** START Stored rows **
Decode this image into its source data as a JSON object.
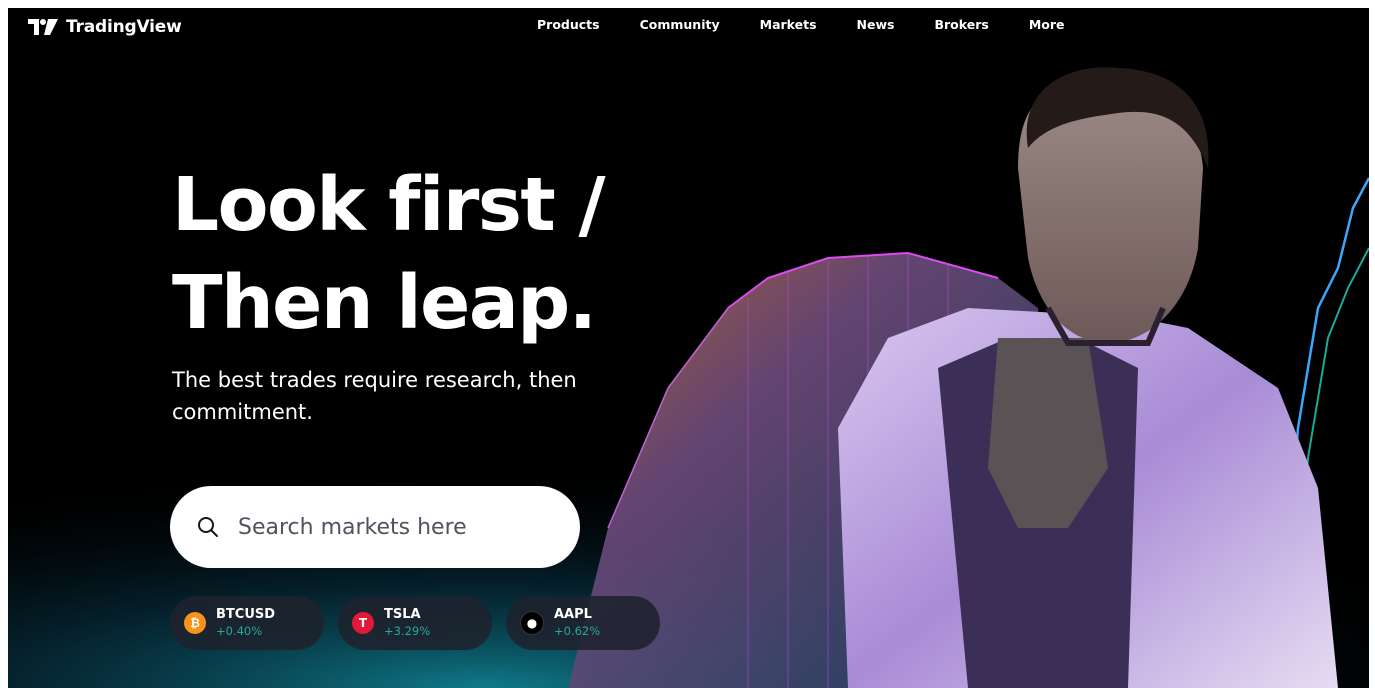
{
  "brand": {
    "name": "TradingView"
  },
  "nav": [
    {
      "label": "Products"
    },
    {
      "label": "Community"
    },
    {
      "label": "Markets"
    },
    {
      "label": "News"
    },
    {
      "label": "Brokers"
    },
    {
      "label": "More"
    }
  ],
  "hero": {
    "headline_line1": "Look first /",
    "headline_line2": "Then leap.",
    "subtext": "The best trades require research, then commitment."
  },
  "search": {
    "placeholder": "Search markets here",
    "icon": "search-icon"
  },
  "tickers": [
    {
      "symbol": "BTCUSD",
      "change": "+0.40%",
      "icon": "bitcoin-icon",
      "icon_color": "#f7931a"
    },
    {
      "symbol": "TSLA",
      "change": "+3.29%",
      "icon": "tesla-icon",
      "icon_color": "#e31937"
    },
    {
      "symbol": "AAPL",
      "change": "+0.62%",
      "icon": "apple-icon",
      "icon_color": "#000000"
    }
  ],
  "colors": {
    "background": "#000000",
    "positive": "#22ab94",
    "text": "#ffffff"
  }
}
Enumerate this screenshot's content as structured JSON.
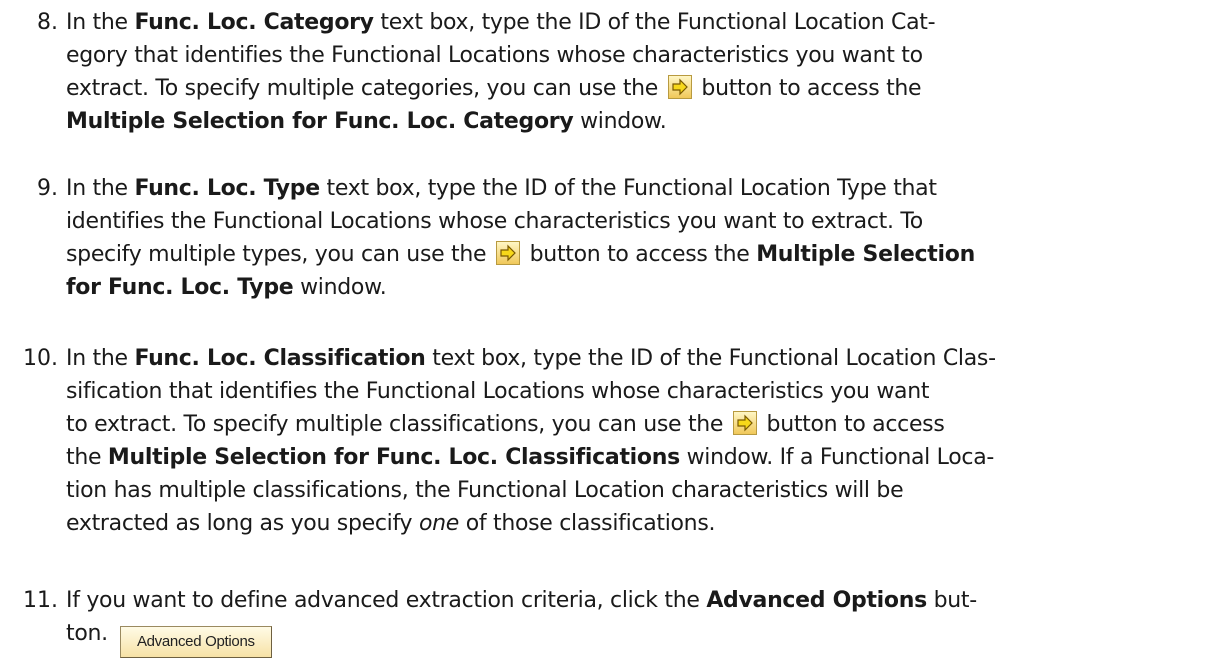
{
  "steps": [
    {
      "number": "8.",
      "lines": [
        [
          "In the ",
          {
            "b": "Func. Loc. Category"
          },
          " text box, type the ID of the Functional Location Cat-"
        ],
        [
          "egory that identifies the Functional Locations whose characteristics you want to"
        ],
        [
          "extract. To specify multiple categories, you can use the ",
          {
            "icon": "multiple-selection-arrow-icon"
          },
          " button to access the"
        ],
        [
          {
            "b": "Multiple Selection for Func. Loc. Category"
          },
          " window."
        ]
      ]
    },
    {
      "number": "9.",
      "lines": [
        [
          "In the ",
          {
            "b": "Func. Loc. Type"
          },
          " text box, type the ID of the Functional Location Type that"
        ],
        [
          "identifies the Functional Locations whose characteristics you want to extract. To"
        ],
        [
          "specify multiple types, you can use the ",
          {
            "icon": "multiple-selection-arrow-icon"
          },
          " button to access the ",
          {
            "b": "Multiple Selection"
          }
        ],
        [
          {
            "b": "for Func. Loc. Type"
          },
          " window."
        ]
      ]
    },
    {
      "number": "10.",
      "lines": [
        [
          "In the ",
          {
            "b": "Func. Loc. Classification"
          },
          " text box, type the ID of the Functional Location Clas-"
        ],
        [
          "sification that identifies the Functional Locations whose characteristics you want"
        ],
        [
          "to extract. To specify multiple classifications, you can use the ",
          {
            "icon": "multiple-selection-arrow-icon"
          },
          " button to access"
        ],
        [
          "the ",
          {
            "b": "Multiple Selection for Func. Loc. Classifications"
          },
          " window. If a Functional Loca-"
        ],
        [
          "tion has multiple classifications, the Functional Location characteristics will be"
        ],
        [
          "extracted as long as you specify ",
          {
            "i": "one"
          },
          " of those classifications."
        ]
      ]
    },
    {
      "number": "11.",
      "lines": [
        [
          "If you want to define advanced extraction criteria, click the ",
          {
            "b": "Advanced Options"
          },
          " but-"
        ],
        [
          "ton.",
          {
            "button": "Advanced Options"
          }
        ]
      ]
    }
  ],
  "colors": {
    "text": "#1a1a1a",
    "icon_fill": "#f0c85a",
    "arrow": "#e8c000"
  }
}
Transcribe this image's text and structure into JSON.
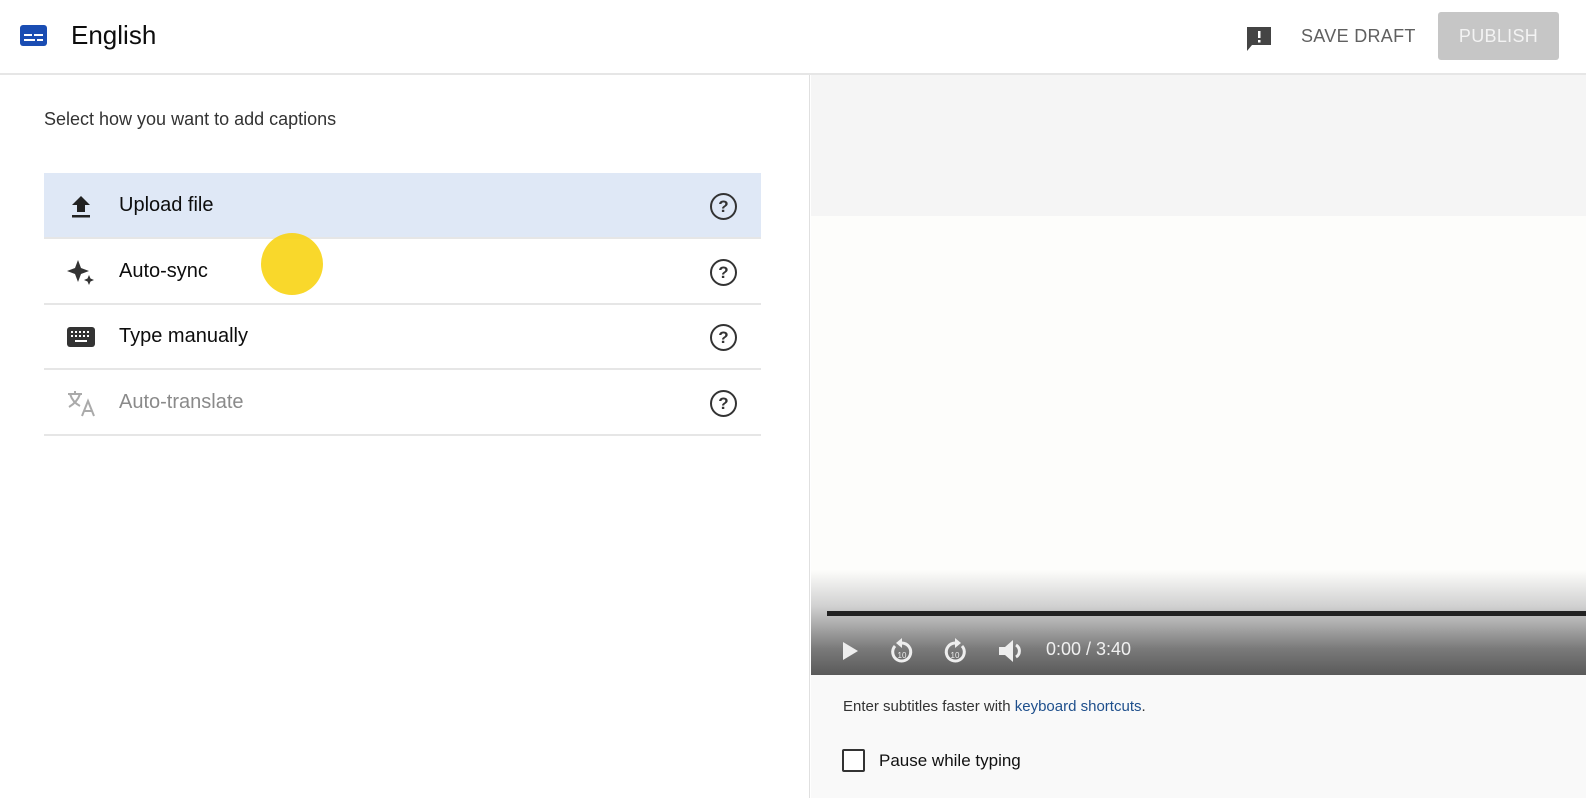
{
  "header": {
    "title": "English",
    "save_draft": "SAVE DRAFT",
    "publish": "PUBLISH",
    "brand_color": "#1a4db3"
  },
  "left": {
    "prompt": "Select how you want to add captions",
    "options": [
      {
        "label": "Upload file",
        "icon": "upload-icon",
        "selected": true,
        "disabled": false
      },
      {
        "label": "Auto-sync",
        "icon": "sparkle-icon",
        "selected": false,
        "disabled": false
      },
      {
        "label": "Type manually",
        "icon": "keyboard-icon",
        "selected": false,
        "disabled": false
      },
      {
        "label": "Auto-translate",
        "icon": "translate-icon",
        "selected": false,
        "disabled": true
      }
    ],
    "help_glyph": "?"
  },
  "player": {
    "time": "0:00 / 3:40",
    "rewind_seconds": "10",
    "forward_seconds": "10"
  },
  "hint": {
    "prefix": "Enter subtitles faster with ",
    "link": "keyboard shortcuts",
    "suffix": "."
  },
  "pause_while_typing": {
    "label": "Pause while typing",
    "checked": false
  }
}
** END Stored rows **
Each record above must be returned exactly as written, with its pictures omitted.

Answer for this exercise >>
Decode this image into its source data as a JSON object.
{
  "brand": {
    "name": "TradingView"
  },
  "nav": [
    {
      "label": "Products"
    },
    {
      "label": "Community"
    },
    {
      "label": "Markets"
    },
    {
      "label": "News"
    },
    {
      "label": "Brokers"
    },
    {
      "label": "More"
    }
  ],
  "hero": {
    "headline_line1": "Look first /",
    "headline_line2": "Then leap.",
    "subtext": "The best trades require research, then commitment."
  },
  "search": {
    "placeholder": "Search markets here",
    "icon": "search-icon"
  },
  "tickers": [
    {
      "symbol": "BTCUSD",
      "change": "+0.40%",
      "icon": "bitcoin-icon",
      "icon_color": "#f7931a"
    },
    {
      "symbol": "TSLA",
      "change": "+3.29%",
      "icon": "tesla-icon",
      "icon_color": "#e31937"
    },
    {
      "symbol": "AAPL",
      "change": "+0.62%",
      "icon": "apple-icon",
      "icon_color": "#000000"
    }
  ],
  "colors": {
    "background": "#000000",
    "positive": "#22ab94",
    "text": "#ffffff"
  }
}
Enumerate this screenshot's content as structured JSON.
{
  "steps": [
    {
      "number": "8.",
      "lines": [
        [
          "In the ",
          {
            "b": "Func. Loc. Category"
          },
          " text box, type the ID of the Functional Location Cat-"
        ],
        [
          "egory that identifies the Functional Locations whose characteristics you want to"
        ],
        [
          "extract. To specify multiple categories, you can use the ",
          {
            "icon": "multiple-selection-arrow-icon"
          },
          " button to access the"
        ],
        [
          {
            "b": "Multiple Selection for Func. Loc. Category"
          },
          " window."
        ]
      ]
    },
    {
      "number": "9.",
      "lines": [
        [
          "In the ",
          {
            "b": "Func. Loc. Type"
          },
          " text box, type the ID of the Functional Location Type that"
        ],
        [
          "identifies the Functional Locations whose characteristics you want to extract. To"
        ],
        [
          "specify multiple types, you can use the ",
          {
            "icon": "multiple-selection-arrow-icon"
          },
          " button to access the ",
          {
            "b": "Multiple Selection"
          }
        ],
        [
          {
            "b": "for Func. Loc. Type"
          },
          " window."
        ]
      ]
    },
    {
      "number": "10.",
      "lines": [
        [
          "In the ",
          {
            "b": "Func. Loc. Classification"
          },
          " text box, type the ID of the Functional Location Clas-"
        ],
        [
          "sification that identifies the Functional Locations whose characteristics you want"
        ],
        [
          "to extract. To specify multiple classifications, you can use the ",
          {
            "icon": "multiple-selection-arrow-icon"
          },
          " button to access"
        ],
        [
          "the ",
          {
            "b": "Multiple Selection for Func. Loc. Classifications"
          },
          " window. If a Functional Loca-"
        ],
        [
          "tion has multiple classifications, the Functional Location characteristics will be"
        ],
        [
          "extracted as long as you specify ",
          {
            "i": "one"
          },
          " of those classifications."
        ]
      ]
    },
    {
      "number": "11.",
      "lines": [
        [
          "If you want to define advanced extraction criteria, click the ",
          {
            "b": "Advanced Options"
          },
          " but-"
        ],
        [
          "ton.",
          {
            "button": "Advanced Options"
          }
        ]
      ]
    }
  ],
  "colors": {
    "text": "#1a1a1a",
    "icon_fill": "#f0c85a",
    "arrow": "#e8c000"
  }
}
Transcribe this image's text and structure into JSON.
{
  "header": {
    "title": "English",
    "save_draft": "SAVE DRAFT",
    "publish": "PUBLISH",
    "brand_color": "#1a4db3"
  },
  "left": {
    "prompt": "Select how you want to add captions",
    "options": [
      {
        "label": "Upload file",
        "icon": "upload-icon",
        "selected": true,
        "disabled": false
      },
      {
        "label": "Auto-sync",
        "icon": "sparkle-icon",
        "selected": false,
        "disabled": false
      },
      {
        "label": "Type manually",
        "icon": "keyboard-icon",
        "selected": false,
        "disabled": false
      },
      {
        "label": "Auto-translate",
        "icon": "translate-icon",
        "selected": false,
        "disabled": true
      }
    ],
    "help_glyph": "?"
  },
  "player": {
    "time": "0:00 / 3:40",
    "rewind_seconds": "10",
    "forward_seconds": "10"
  },
  "hint": {
    "prefix": "Enter subtitles faster with ",
    "link": "keyboard shortcuts",
    "suffix": "."
  },
  "pause_while_typing": {
    "label": "Pause while typing",
    "checked": false
  }
}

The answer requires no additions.